Your task is to copy every line of the records below that contains "this".

☆ ☆ ☆ ☆

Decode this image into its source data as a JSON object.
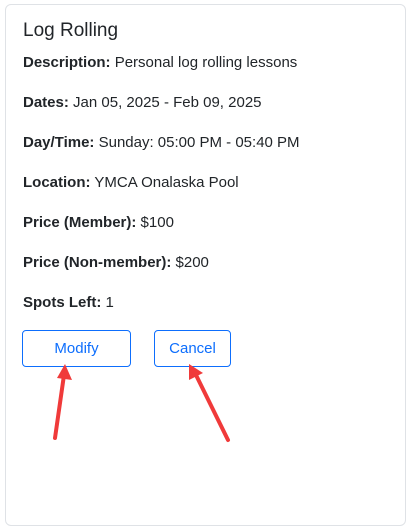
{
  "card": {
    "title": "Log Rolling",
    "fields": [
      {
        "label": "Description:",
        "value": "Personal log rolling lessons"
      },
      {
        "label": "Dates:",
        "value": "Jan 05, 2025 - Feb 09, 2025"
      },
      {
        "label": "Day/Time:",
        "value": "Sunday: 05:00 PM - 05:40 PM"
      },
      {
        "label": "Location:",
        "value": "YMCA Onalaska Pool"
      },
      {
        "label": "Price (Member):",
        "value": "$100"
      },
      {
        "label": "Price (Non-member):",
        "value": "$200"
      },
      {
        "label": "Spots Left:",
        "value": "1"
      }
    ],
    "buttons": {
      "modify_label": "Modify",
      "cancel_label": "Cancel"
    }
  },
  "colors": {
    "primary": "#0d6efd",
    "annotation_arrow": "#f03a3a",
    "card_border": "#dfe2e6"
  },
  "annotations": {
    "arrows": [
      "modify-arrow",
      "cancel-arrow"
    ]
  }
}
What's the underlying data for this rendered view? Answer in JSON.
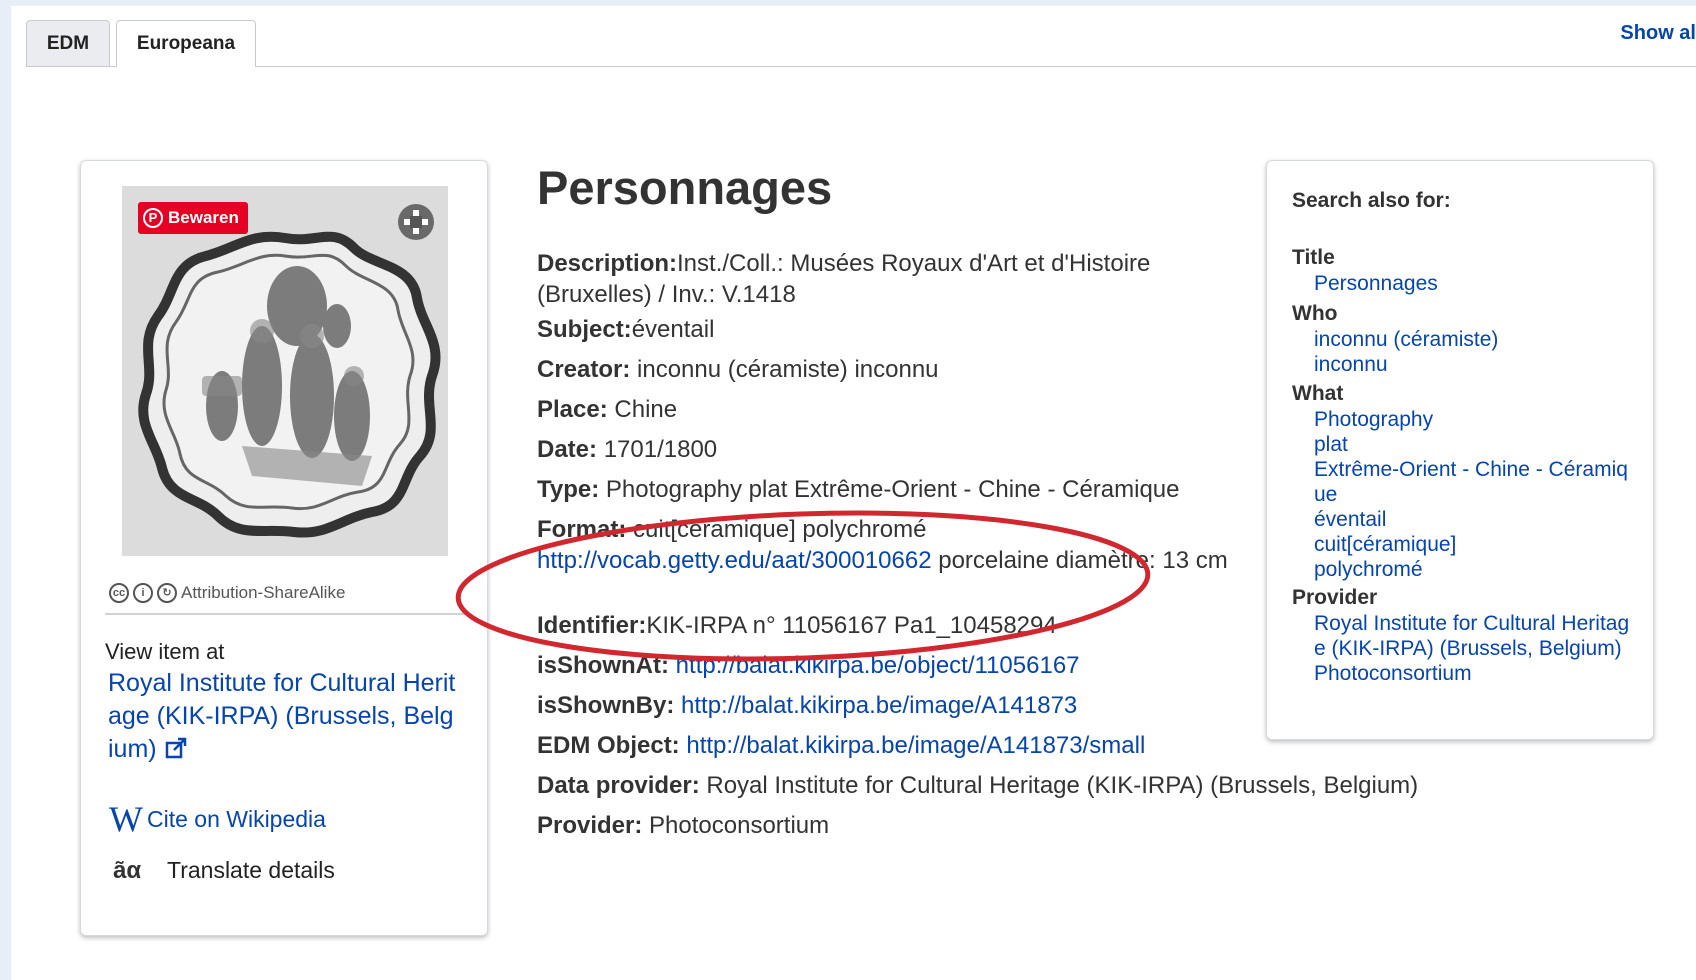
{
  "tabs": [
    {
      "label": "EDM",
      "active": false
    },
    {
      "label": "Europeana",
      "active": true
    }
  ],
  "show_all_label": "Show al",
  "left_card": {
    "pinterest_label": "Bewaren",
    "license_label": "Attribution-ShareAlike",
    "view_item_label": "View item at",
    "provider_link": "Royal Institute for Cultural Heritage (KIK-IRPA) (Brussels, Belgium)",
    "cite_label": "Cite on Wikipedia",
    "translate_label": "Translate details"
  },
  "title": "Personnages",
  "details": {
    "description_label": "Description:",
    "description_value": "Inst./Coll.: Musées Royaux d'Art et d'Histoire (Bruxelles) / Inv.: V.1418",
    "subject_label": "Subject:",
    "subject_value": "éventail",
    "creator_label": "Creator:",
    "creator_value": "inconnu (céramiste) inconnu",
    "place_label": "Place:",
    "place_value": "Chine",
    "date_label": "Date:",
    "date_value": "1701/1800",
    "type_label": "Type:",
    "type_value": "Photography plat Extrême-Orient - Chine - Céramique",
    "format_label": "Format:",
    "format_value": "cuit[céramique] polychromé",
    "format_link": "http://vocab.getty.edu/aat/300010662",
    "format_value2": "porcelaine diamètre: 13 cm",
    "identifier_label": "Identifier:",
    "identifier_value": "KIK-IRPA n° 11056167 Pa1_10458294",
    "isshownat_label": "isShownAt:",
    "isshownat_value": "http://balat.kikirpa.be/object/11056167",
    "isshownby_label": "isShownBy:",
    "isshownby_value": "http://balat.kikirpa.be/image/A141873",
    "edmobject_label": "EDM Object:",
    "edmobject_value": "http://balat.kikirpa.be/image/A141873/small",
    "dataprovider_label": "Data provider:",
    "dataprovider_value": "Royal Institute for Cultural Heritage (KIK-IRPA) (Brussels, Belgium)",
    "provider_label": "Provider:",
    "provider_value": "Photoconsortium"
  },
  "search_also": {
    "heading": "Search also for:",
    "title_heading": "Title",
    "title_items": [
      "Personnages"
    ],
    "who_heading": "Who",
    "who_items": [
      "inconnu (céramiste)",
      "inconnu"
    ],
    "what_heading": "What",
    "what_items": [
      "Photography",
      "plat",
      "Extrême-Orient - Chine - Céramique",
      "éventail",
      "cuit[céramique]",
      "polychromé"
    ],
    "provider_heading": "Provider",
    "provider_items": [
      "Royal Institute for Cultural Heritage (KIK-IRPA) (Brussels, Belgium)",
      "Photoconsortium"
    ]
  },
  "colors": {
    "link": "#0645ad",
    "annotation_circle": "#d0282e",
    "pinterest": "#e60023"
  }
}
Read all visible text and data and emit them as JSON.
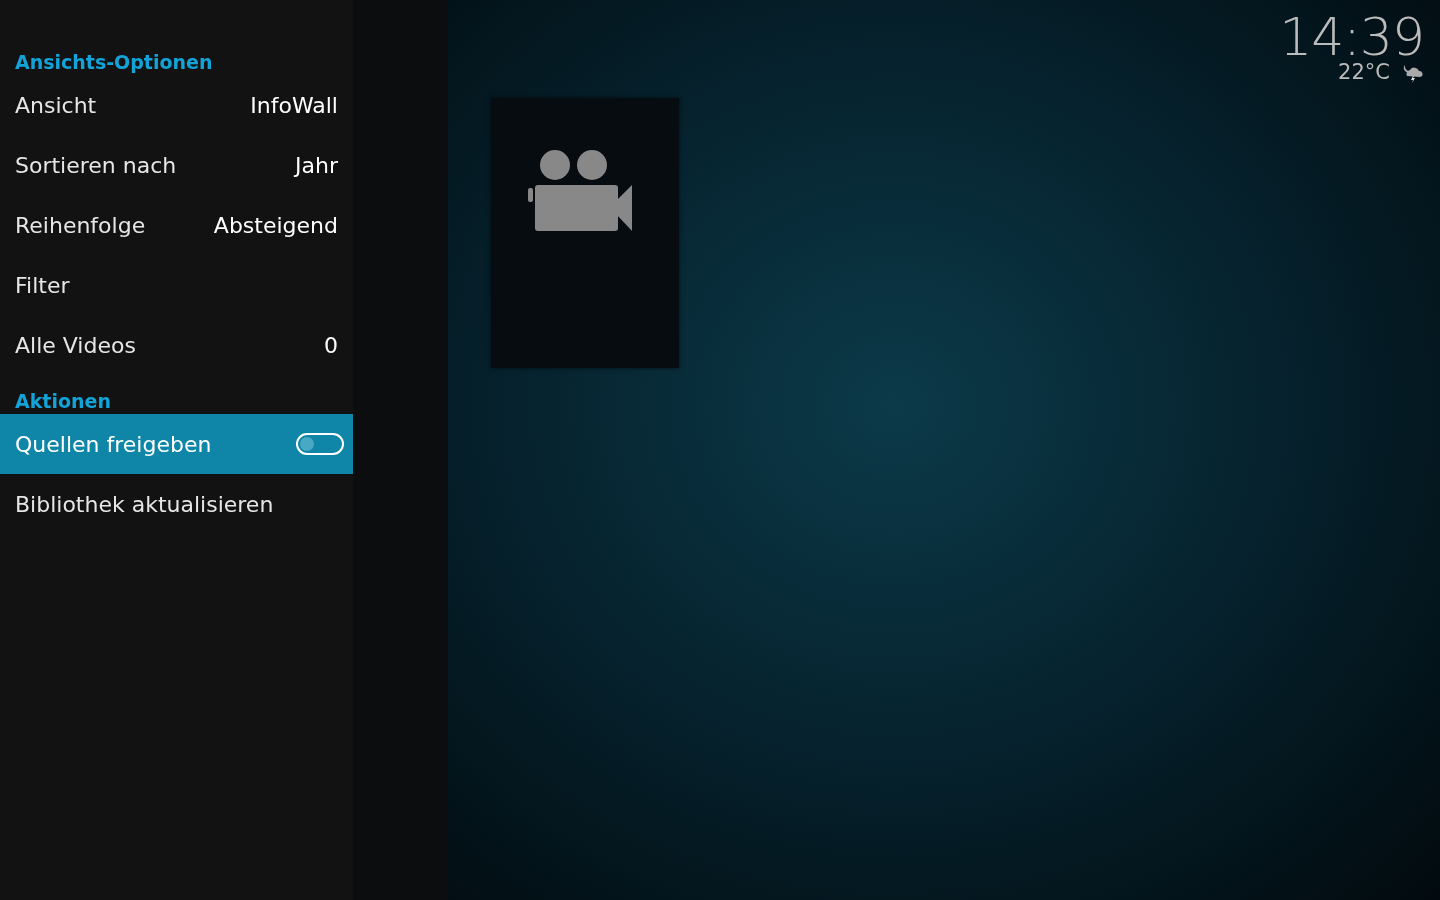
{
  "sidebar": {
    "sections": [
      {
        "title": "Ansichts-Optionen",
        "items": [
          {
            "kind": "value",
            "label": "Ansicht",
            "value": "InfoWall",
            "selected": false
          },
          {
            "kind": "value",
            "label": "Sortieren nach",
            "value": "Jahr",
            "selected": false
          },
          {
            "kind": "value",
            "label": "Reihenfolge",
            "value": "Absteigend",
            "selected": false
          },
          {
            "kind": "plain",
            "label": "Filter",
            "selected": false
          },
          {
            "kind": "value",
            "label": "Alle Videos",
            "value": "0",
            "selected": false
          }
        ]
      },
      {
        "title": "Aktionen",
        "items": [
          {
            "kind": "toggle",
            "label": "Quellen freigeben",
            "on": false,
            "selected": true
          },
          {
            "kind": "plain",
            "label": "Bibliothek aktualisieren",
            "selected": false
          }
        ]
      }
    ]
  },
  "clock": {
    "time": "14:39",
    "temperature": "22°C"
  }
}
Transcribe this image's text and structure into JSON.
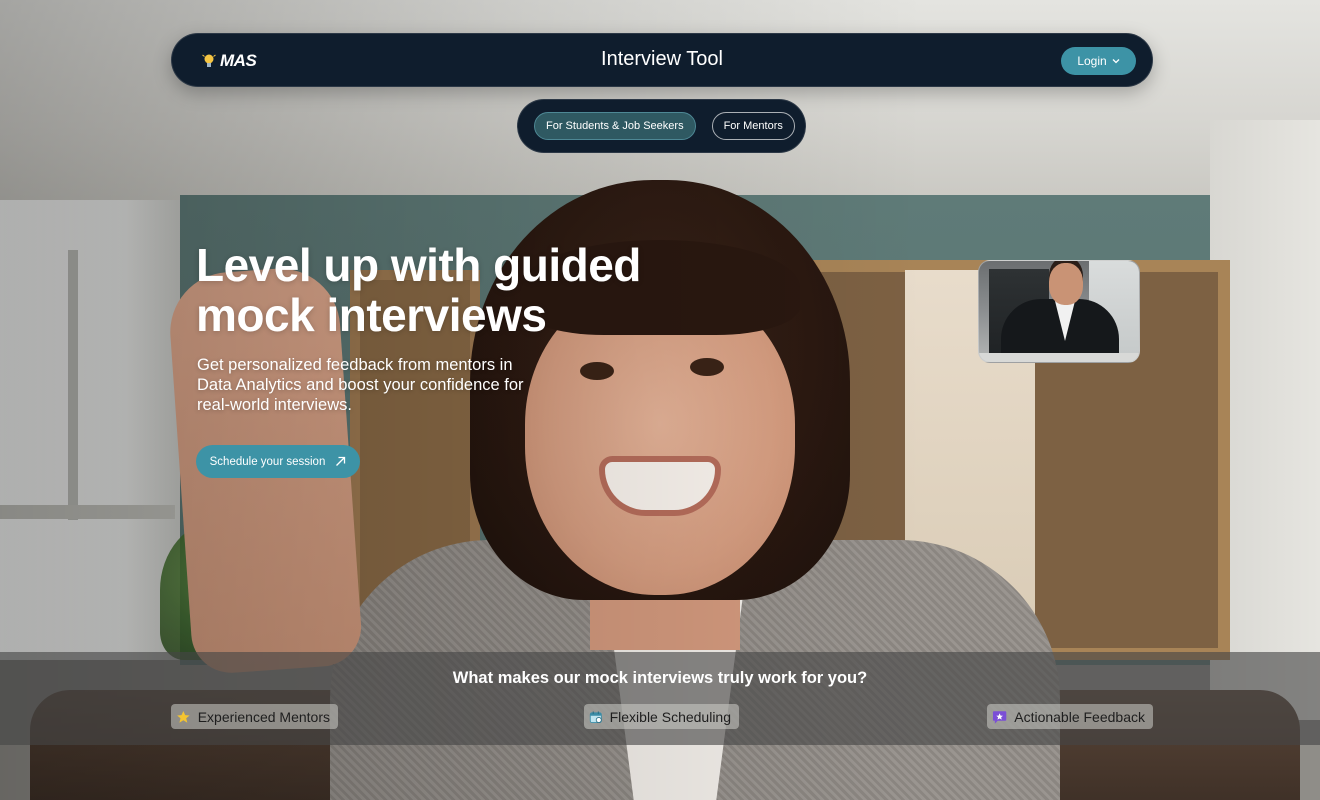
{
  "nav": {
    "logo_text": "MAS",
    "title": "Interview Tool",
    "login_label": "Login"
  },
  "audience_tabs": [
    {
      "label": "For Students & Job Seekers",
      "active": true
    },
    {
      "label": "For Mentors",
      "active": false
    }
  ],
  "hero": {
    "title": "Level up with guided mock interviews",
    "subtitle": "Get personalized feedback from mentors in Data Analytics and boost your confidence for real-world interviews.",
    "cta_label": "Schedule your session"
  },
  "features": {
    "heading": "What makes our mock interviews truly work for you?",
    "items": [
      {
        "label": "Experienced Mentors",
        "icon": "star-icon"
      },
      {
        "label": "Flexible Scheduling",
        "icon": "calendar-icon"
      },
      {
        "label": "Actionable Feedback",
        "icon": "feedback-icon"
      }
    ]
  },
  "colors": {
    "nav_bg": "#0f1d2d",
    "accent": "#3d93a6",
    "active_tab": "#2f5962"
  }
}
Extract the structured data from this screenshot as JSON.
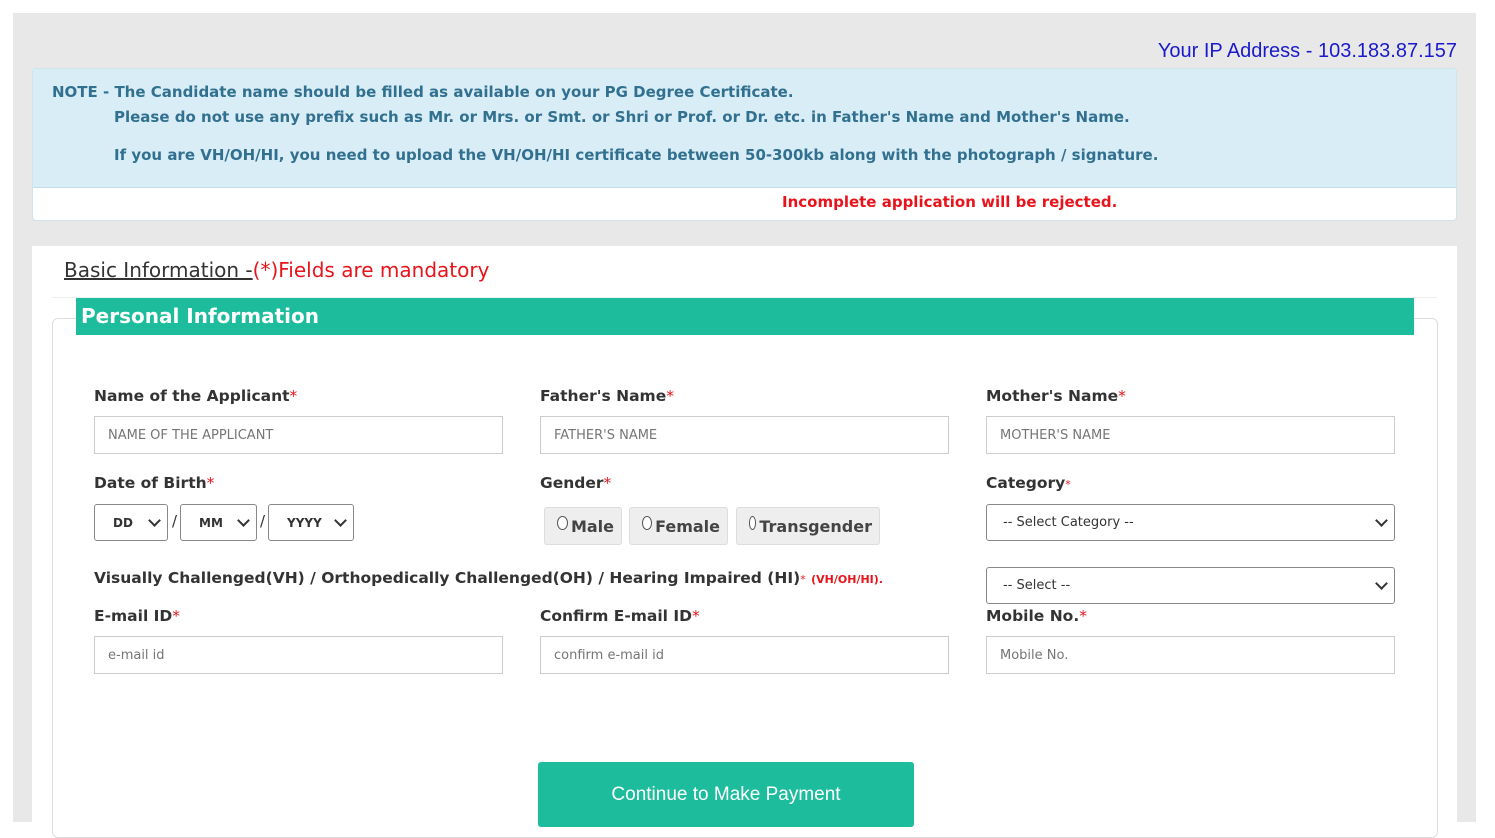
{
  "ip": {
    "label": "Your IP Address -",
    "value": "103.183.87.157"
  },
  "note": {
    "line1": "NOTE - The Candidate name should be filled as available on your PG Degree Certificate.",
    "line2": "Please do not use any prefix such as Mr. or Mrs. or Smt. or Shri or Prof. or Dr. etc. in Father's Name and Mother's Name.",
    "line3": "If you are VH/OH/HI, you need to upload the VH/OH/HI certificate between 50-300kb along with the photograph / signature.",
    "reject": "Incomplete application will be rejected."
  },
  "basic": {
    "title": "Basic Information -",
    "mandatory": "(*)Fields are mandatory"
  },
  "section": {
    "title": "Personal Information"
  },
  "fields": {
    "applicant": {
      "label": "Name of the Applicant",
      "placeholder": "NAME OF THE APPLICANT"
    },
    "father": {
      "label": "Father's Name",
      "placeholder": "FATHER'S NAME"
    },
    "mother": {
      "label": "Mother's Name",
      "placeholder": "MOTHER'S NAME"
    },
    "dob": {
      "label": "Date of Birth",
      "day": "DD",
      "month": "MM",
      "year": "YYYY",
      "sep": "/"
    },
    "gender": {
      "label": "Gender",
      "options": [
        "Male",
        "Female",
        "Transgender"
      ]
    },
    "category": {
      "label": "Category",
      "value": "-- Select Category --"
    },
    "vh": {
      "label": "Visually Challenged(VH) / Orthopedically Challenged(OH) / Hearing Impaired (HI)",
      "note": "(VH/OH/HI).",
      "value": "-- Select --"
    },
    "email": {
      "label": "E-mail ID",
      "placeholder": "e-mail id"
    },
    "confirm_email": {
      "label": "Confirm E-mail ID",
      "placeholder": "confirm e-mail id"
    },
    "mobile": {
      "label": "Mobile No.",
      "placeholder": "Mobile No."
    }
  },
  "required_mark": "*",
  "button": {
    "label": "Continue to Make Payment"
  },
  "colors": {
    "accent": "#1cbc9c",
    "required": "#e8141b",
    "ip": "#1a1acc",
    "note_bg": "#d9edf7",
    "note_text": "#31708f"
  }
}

☆ ☆ ☆ ☆

● RESPONSE
Decode this image into its source data as a JSON object.
What's the underlying data for this rendered view? Answer in JSON.
Transcribe this image's text and structure into JSON.
Extract the structured data from this screenshot as JSON.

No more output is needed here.